-- GOAL OF THE EXERCISE --
Which of the lines below include the word "ſunt"? Pull each one out.

-- SUPPLIED ENTRIES --
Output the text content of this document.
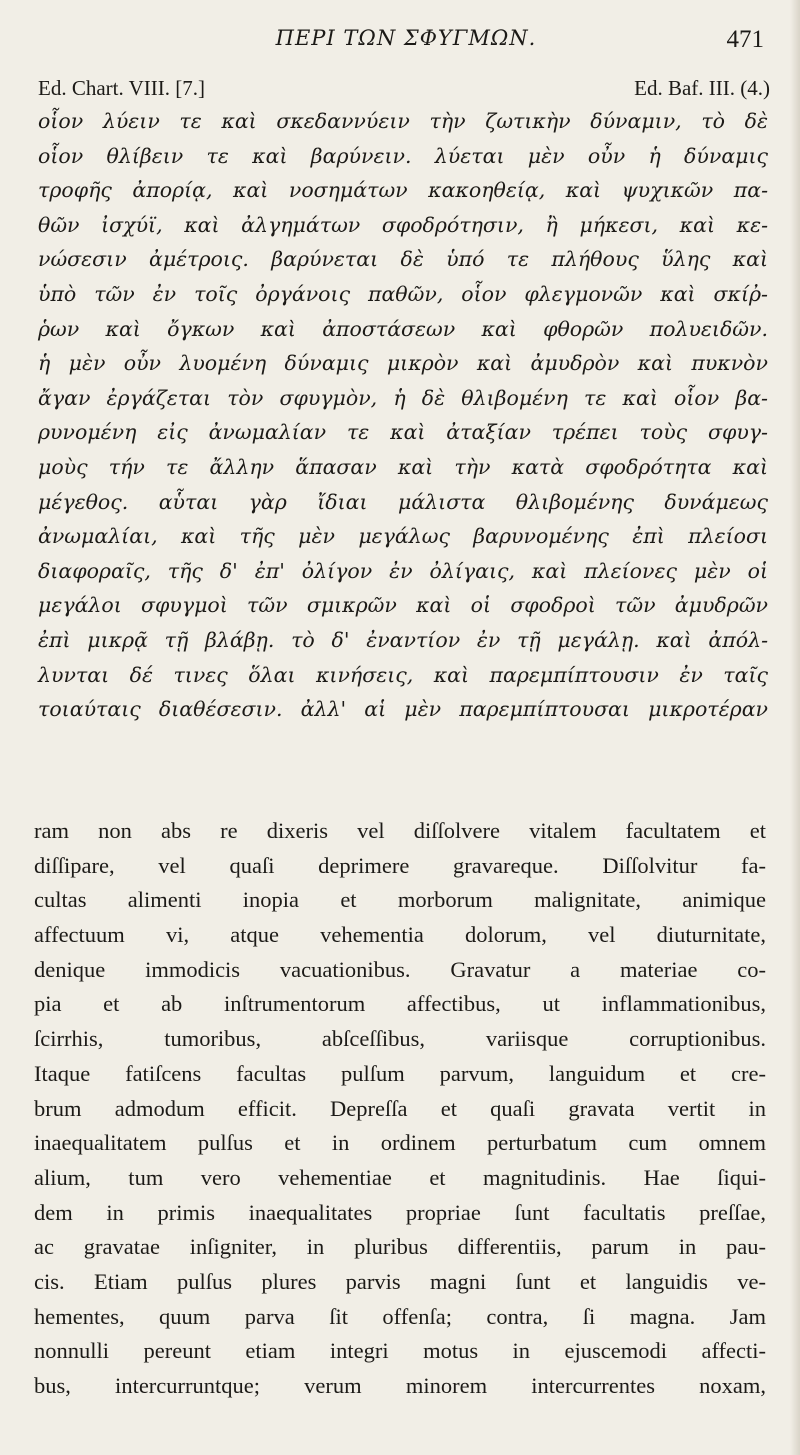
ΠΕΡΙ ΤΩΝ ΣΦΥΓΜΩΝ.	471
Ed. Chart. VIII. [7.]	Ed. Baf. III. (4.)
οἷον λύειν τε καὶ σκεδαννύειν τὴν ζωτικὴν δύναμιν, τὸ δὲ
οἷον θλίβειν τε καὶ βαρύνειν. λύεται μὲν οὖν ἡ δύναμις
τροφῆς ἀπορίᾳ, καὶ νοσημάτων κακοηθείᾳ, καὶ ψυχικῶν πα-
θῶν ἰσχύϊ, καὶ ἀλγημάτων σφοδρότησιν, ἢ μήκεσι, καὶ κε-
νώσεσιν ἀμέτροις. βαρύνεται δὲ ὑπό τε πλήθους ὕλης καὶ
ὑπὸ τῶν ἐν τοῖς ὀργάνοις παθῶν, οἷον φλεγμονῶν καὶ σκίῤ-
ῥων καὶ ὄγκων καὶ ἀποστάσεων καὶ φθορῶν πολυειδῶν.
ἡ μὲν οὖν λυομένη δύναμις μικρὸν καὶ ἀμυδρὸν καὶ πυκνὸν
ἄγαν ἐργάζεται τὸν σφυγμὸν, ἡ δὲ θλιβομένη τε καὶ οἷον βα-
ρυνομένη εἰς ἀνωμαλίαν τε καὶ ἀταξίαν τρέπει τοὺς σφυγ-
μοὺς τήν τε ἄλλην ἅπασαν καὶ τὴν κατὰ σφοδρότητα καὶ
μέγεθος. αὗται γὰρ ἴδιαι μάλιστα θλιβομένης δυνάμεως
ἀνωμαλίαι, καὶ τῆς μὲν μεγάλως βαρυνομένης ἐπὶ πλείοσι
διαφοραῖς, τῆς δ' ἐπ' ὀλίγον ἐν ὀλίγαις, καὶ πλείονες μὲν οἱ
μεγάλοι σφυγμοὶ τῶν σμικρῶν καὶ οἱ σφοδροὶ τῶν ἀμυδρῶν
ἐπὶ μικρᾷ τῇ βλάβῃ. τὸ δ' ἐναντίον ἐν τῇ μεγάλῃ. καὶ ἀπόλ-
λυνται δέ τινες ὅλαι κινήσεις, καὶ παρεμπίπτουσιν ἐν ταῖς
τοιαύταις διαθέσεσιν. ἀλλ' αἱ μὲν παρεμπίπτουσαι μικροτέραν
ram non abs re dixeris vel diſſolvere vitalem facultatem et
diſſipare, vel quaſi deprimere gravareque. Diſſolvitur fa-
cultas alimenti inopia et morborum malignitate, animique
affectuum vi, atque vehementia dolorum, vel diuturnitate,
denique immodicis vacuationibus. Gravatur a materiae co-
pia et ab inſtrumentorum affectibus, ut inflammationibus,
ſcirrhis, tumoribus, abſceſſibus, variisque corruptionibus.
Itaque fatiſcens facultas pulſum parvum, languidum et cre-
brum admodum efficit. Depreſſa et quaſi gravata vertit in
inaequalitatem pulſus et in ordinem perturbatum cum omnem
alium, tum vero vehementiae et magnitudinis. Hae ſiqui-
dem in primis inaequalitates propriae ſunt facultatis preſſae,
ac gravatae inſigniter, in pluribus differentiis, parum in pau-
cis. Etiam pulſus plures parvis magni ſunt et languidis ve-
hementes, quum parva ſit offenſa; contra, ſi magna. Jam
nonnulli pereunt etiam integri motus in ejuscemodi affecti-
bus, intercurruntque; verum minorem intercurrentes noxam,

-- SOLUTION FOR THIS TASK --
dem in primis inaequalitates propriae ſunt facultatis preſſae,
cis. Etiam pulſus plures parvis magni ſunt et languidis ve-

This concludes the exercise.